> _Your instructions_
Produce a verbatim transcription of the records below, beginning at the line containing "Enumerate this screenshot's" and ending at the final line; include only those lines.

(Dataset records)
════════════════

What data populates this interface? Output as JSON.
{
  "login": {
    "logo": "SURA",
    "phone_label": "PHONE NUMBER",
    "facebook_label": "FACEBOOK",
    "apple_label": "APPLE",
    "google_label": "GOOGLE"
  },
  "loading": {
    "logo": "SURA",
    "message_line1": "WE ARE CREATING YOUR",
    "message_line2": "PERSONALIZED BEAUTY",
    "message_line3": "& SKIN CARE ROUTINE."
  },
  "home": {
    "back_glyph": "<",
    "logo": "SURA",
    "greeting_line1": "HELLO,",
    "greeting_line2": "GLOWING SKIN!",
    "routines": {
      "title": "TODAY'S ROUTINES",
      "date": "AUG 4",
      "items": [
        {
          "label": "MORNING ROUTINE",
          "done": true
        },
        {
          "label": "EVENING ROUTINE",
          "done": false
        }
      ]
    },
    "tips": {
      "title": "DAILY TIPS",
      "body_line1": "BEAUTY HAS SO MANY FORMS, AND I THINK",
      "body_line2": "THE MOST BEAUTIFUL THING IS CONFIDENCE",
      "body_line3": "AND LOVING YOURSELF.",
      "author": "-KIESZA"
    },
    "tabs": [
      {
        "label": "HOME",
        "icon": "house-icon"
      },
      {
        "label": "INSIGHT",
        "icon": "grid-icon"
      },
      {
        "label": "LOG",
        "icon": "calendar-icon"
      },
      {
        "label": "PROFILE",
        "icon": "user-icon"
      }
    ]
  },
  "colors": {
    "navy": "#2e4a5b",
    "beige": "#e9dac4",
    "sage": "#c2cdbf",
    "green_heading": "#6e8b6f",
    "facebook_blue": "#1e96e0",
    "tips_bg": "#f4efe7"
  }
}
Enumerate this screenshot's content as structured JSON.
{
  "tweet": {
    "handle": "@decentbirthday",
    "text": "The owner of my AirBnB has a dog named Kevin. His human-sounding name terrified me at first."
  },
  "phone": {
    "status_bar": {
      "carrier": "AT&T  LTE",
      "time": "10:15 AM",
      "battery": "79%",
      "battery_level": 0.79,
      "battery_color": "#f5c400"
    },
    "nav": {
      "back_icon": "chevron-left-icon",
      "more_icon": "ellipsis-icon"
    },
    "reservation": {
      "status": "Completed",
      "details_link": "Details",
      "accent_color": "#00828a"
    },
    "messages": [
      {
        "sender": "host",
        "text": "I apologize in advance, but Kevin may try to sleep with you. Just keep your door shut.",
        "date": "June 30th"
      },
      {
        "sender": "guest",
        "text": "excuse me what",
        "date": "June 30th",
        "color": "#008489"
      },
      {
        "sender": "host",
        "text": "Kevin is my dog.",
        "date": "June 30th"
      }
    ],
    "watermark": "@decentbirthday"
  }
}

════════════════

> _Result of this task_
Enumerate this screenshot's content as structured JSON.
{
  "tweet": {
    "handle": "@decentbirthday",
    "text": "The owner of my AirBnB has a dog named Kevin. His human-sounding name terrified me at first."
  },
  "phone": {
    "status_bar": {
      "carrier": "AT&T  LTE",
      "time": "10:15 AM",
      "battery": "79%",
      "battery_level": 0.79,
      "battery_color": "#f5c400"
    },
    "nav": {
      "back_icon": "chevron-left-icon",
      "more_icon": "ellipsis-icon"
    },
    "reservation": {
      "status": "Completed",
      "details_link": "Details",
      "accent_color": "#00828a"
    },
    "messages": [
      {
        "sender": "host",
        "text": "I apologize in advance, but Kevin may try to sleep with you. Just keep your door shut.",
        "date": "June 30th"
      },
      {
        "sender": "guest",
        "text": "excuse me what",
        "date": "June 30th",
        "color": "#008489"
      },
      {
        "sender": "host",
        "text": "Kevin is my dog.",
        "date": "June 30th"
      }
    ],
    "watermark": "@decentbirthday"
  }
}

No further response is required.